» ENTRIES SHOWN
============================================================

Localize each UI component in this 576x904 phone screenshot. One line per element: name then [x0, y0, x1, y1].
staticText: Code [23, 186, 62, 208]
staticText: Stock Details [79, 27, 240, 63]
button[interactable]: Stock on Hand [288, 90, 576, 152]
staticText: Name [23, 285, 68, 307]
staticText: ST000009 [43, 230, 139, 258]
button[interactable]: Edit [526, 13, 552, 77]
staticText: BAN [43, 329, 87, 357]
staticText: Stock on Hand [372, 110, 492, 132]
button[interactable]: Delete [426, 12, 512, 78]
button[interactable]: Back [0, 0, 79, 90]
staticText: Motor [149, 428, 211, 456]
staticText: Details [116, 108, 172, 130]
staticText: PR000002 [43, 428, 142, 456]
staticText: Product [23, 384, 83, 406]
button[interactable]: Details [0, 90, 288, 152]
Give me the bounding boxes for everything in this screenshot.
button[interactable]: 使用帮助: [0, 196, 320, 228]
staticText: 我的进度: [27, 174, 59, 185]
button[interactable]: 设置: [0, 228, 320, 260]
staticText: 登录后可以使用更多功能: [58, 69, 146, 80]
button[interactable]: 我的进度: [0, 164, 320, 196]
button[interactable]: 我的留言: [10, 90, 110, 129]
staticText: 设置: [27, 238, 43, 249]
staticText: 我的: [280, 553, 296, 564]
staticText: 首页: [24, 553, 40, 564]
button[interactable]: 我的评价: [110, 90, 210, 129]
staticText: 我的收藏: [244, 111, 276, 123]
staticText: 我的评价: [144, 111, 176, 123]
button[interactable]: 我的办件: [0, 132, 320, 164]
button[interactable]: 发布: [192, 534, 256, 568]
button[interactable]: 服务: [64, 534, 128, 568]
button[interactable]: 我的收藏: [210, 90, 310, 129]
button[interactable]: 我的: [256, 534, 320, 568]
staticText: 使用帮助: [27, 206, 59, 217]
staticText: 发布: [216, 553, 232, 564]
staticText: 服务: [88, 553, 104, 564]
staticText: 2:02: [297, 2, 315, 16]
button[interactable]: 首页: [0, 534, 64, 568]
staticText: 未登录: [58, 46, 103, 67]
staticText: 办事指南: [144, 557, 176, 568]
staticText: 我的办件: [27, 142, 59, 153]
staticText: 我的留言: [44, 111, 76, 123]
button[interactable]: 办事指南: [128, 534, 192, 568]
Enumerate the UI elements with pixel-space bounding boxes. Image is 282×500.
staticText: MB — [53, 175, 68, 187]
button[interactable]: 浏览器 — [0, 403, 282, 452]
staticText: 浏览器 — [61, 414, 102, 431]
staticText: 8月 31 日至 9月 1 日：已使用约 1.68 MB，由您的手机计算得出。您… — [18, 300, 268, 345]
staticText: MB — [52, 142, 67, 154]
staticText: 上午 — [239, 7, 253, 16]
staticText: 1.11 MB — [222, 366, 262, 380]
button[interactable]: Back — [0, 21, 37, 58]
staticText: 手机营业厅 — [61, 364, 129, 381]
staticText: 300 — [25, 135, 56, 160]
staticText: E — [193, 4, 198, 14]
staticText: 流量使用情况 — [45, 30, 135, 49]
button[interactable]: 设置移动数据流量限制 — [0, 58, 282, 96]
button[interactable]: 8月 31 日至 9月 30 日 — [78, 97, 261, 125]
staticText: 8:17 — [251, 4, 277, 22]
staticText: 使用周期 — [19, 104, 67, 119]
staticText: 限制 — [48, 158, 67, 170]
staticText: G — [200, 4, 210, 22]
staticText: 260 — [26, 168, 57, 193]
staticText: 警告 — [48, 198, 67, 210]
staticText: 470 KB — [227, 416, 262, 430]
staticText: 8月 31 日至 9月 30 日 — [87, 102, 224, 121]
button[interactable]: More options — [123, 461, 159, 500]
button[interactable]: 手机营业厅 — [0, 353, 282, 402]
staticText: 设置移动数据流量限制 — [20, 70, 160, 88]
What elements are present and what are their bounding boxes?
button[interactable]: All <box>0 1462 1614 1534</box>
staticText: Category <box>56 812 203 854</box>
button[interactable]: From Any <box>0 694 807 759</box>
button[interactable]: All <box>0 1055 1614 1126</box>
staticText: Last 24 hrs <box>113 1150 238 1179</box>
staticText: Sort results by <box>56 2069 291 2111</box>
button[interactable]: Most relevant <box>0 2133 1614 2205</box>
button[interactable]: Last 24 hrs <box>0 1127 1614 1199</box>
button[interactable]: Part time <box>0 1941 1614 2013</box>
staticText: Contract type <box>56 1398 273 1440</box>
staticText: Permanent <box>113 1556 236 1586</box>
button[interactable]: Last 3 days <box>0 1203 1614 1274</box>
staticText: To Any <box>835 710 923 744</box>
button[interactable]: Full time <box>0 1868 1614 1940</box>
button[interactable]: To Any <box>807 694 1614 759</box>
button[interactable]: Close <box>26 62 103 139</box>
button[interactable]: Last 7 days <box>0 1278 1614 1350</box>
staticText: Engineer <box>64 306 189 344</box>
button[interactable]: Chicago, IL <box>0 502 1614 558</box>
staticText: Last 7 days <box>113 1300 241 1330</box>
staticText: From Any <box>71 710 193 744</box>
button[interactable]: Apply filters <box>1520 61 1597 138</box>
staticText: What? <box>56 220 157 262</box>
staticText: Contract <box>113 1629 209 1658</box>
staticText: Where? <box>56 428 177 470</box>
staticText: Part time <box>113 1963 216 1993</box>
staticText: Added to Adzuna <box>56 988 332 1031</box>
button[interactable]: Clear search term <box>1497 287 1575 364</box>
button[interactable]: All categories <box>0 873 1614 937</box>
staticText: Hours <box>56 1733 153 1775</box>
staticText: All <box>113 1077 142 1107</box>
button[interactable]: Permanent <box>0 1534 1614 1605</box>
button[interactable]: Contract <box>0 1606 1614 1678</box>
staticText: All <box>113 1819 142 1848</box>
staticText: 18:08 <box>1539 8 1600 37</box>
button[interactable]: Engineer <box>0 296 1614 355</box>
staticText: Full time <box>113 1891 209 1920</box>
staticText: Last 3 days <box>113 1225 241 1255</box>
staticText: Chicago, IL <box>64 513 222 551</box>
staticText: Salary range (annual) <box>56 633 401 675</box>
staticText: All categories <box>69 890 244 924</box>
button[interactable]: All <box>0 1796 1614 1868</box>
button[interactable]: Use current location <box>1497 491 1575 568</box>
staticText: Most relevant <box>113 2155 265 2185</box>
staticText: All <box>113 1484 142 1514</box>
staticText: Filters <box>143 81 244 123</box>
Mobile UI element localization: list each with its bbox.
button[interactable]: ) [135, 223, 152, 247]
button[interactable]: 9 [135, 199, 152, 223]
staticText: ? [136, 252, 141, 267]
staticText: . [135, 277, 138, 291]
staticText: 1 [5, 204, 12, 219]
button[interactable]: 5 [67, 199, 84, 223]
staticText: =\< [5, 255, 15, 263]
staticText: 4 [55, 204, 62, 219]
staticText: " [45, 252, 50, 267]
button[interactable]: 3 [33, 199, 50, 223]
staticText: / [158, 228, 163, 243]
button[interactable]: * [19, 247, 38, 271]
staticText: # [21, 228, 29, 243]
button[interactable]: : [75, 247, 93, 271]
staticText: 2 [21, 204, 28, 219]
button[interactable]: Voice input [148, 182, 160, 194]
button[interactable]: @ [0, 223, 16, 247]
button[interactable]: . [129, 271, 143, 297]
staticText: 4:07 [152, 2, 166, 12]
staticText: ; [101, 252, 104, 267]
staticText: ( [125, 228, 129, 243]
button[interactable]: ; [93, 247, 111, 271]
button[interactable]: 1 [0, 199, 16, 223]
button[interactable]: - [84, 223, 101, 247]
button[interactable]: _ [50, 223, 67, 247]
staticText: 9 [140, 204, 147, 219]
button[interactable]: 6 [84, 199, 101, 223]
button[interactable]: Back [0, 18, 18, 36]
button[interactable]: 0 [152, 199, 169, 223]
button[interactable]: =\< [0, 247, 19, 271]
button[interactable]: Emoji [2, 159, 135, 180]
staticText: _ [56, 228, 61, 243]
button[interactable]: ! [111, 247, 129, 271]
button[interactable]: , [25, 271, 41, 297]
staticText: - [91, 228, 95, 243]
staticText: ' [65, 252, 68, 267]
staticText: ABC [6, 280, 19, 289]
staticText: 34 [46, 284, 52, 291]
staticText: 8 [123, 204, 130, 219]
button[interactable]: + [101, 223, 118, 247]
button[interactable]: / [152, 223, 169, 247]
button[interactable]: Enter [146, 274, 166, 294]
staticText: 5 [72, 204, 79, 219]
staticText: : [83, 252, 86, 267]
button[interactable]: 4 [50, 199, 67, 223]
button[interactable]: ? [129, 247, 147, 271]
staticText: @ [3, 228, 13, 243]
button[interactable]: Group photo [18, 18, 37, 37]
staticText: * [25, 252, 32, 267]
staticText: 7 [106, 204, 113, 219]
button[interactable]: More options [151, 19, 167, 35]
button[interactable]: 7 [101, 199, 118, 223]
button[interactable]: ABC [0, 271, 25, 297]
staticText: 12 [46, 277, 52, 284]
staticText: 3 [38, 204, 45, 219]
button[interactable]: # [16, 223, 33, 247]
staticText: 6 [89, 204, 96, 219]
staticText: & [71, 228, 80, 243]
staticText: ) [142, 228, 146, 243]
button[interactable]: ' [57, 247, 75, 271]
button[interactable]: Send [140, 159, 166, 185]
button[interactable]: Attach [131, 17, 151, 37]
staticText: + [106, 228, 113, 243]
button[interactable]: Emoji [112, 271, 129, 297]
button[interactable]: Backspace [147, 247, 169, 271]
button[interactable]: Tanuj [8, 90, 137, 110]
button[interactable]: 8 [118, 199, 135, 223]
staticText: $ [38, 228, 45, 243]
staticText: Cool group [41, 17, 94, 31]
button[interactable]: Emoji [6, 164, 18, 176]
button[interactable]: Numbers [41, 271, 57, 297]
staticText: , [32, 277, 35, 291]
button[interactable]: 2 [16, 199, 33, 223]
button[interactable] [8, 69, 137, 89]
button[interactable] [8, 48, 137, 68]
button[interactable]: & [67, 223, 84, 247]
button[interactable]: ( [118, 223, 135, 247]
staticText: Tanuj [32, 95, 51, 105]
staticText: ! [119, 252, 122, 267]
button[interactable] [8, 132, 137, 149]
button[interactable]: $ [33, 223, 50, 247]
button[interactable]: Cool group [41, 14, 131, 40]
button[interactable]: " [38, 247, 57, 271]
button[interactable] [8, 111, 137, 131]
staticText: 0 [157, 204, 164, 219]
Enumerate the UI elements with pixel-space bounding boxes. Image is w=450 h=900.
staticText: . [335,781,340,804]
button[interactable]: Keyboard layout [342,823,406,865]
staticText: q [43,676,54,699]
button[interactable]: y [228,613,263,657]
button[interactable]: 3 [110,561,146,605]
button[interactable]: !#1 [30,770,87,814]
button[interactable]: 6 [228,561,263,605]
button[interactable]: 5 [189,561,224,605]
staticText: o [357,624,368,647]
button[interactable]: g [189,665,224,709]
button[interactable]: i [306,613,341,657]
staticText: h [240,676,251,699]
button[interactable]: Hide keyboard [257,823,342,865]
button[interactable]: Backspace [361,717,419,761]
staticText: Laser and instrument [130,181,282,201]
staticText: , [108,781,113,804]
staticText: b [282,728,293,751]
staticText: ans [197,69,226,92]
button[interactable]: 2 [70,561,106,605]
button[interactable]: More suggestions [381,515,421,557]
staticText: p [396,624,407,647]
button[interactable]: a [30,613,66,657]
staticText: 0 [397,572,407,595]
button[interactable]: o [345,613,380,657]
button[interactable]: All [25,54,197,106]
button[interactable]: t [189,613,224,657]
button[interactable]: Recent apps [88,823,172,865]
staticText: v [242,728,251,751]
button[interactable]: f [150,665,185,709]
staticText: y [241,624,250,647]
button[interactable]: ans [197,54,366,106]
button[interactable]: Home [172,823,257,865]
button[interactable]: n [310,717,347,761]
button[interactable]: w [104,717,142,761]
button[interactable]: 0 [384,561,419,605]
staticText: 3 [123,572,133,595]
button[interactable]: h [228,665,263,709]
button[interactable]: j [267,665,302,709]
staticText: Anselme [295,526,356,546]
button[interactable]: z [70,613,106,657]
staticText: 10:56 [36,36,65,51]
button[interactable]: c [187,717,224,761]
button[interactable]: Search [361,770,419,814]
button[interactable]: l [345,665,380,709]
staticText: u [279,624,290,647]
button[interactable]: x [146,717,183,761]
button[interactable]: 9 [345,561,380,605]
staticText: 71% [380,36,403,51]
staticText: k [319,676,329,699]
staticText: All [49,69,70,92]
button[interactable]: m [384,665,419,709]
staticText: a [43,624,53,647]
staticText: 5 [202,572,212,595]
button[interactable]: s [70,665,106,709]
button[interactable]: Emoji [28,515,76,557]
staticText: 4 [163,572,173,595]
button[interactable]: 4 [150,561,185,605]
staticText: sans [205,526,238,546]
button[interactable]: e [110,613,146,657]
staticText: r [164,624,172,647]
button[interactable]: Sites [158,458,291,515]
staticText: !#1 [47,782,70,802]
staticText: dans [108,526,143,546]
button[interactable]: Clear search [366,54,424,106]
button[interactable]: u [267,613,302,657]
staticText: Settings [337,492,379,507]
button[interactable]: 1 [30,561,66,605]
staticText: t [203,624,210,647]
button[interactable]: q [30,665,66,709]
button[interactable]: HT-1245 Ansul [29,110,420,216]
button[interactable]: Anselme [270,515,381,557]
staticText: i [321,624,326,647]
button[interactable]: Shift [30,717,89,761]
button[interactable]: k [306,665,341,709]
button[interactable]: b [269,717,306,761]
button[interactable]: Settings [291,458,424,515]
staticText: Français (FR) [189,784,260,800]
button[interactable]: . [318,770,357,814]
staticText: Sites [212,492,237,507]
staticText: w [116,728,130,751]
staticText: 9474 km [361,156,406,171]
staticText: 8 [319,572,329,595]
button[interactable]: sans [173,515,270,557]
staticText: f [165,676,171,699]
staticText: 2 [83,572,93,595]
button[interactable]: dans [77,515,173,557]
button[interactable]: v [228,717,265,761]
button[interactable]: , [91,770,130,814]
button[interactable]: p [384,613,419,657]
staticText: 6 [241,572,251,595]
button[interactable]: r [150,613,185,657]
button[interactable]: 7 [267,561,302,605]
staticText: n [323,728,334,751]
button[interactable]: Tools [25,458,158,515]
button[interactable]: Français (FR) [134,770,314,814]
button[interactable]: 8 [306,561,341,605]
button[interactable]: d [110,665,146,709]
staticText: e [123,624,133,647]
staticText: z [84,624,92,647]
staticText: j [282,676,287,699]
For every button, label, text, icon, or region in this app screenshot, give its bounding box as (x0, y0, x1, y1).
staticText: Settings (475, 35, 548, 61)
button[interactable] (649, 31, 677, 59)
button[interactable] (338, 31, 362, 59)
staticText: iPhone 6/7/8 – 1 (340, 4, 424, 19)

============================================================

» BRIEF
Rewrite the listing from its first line through the line containing "staticText: ST000009 [43, 230, 139, 258]", inclusive, with "Code" changed to "SKU" and all else left as it is.

» TASK OUTPUT
Localize each UI component in this 576x904 phone screenshot. One line per element: name then [x0, y0, x1, y1].
staticText: SKU [23, 186, 62, 208]
staticText: Stock Details [79, 27, 240, 63]
button[interactable]: Stock on Hand [288, 90, 576, 152]
staticText: Name [23, 285, 68, 307]
staticText: ST000009 [43, 230, 139, 258]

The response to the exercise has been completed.